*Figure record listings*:
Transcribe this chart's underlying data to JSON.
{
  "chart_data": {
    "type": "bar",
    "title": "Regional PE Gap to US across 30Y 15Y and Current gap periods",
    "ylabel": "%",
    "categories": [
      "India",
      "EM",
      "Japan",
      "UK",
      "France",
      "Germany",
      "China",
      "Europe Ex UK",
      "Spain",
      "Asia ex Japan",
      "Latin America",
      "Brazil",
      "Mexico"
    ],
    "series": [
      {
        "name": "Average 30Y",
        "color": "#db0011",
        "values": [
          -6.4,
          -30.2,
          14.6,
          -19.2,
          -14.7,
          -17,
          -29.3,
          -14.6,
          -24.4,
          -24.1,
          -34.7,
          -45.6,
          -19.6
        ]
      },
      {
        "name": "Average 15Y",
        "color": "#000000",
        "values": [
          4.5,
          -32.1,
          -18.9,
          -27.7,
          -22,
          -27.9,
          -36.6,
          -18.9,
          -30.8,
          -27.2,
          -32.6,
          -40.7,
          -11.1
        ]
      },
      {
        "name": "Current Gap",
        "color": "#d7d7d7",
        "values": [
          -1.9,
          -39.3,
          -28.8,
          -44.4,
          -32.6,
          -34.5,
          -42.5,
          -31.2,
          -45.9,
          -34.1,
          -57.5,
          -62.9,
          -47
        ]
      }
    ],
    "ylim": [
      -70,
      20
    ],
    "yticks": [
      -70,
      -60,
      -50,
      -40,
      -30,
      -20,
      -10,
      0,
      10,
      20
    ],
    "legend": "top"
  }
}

*What is needed*: Write the entire listing out again, word for word.

*Exercise result*:
Transcribe this chart's underlying data to JSON.
{
  "chart_data": {
    "type": "bar",
    "title": "Regional PE Gap to US across 30Y 15Y and Current gap periods",
    "ylabel": "%",
    "categories": [
      "India",
      "EM",
      "Japan",
      "UK",
      "France",
      "Germany",
      "China",
      "Europe Ex UK",
      "Spain",
      "Asia ex Japan",
      "Latin America",
      "Brazil",
      "Mexico"
    ],
    "series": [
      {
        "name": "Average 30Y",
        "color": "#db0011",
        "values": [
          -6.4,
          -30.2,
          14.6,
          -19.2,
          -14.7,
          -17,
          -29.3,
          -14.6,
          -24.4,
          -24.1,
          -34.7,
          -45.6,
          -19.6
        ]
      },
      {
        "name": "Average 15Y",
        "color": "#000000",
        "values": [
          4.5,
          -32.1,
          -18.9,
          -27.7,
          -22,
          -27.9,
          -36.6,
          -18.9,
          -30.8,
          -27.2,
          -32.6,
          -40.7,
          -11.1
        ]
      },
      {
        "name": "Current Gap",
        "color": "#d7d7d7",
        "values": [
          -1.9,
          -39.3,
          -28.8,
          -44.4,
          -32.6,
          -34.5,
          -42.5,
          -31.2,
          -45.9,
          -34.1,
          -57.5,
          -62.9,
          -47
        ]
      }
    ],
    "ylim": [
      -70,
      20
    ],
    "yticks": [
      -70,
      -60,
      -50,
      -40,
      -30,
      -20,
      -10,
      0,
      10,
      20
    ],
    "legend": "top"
  }
}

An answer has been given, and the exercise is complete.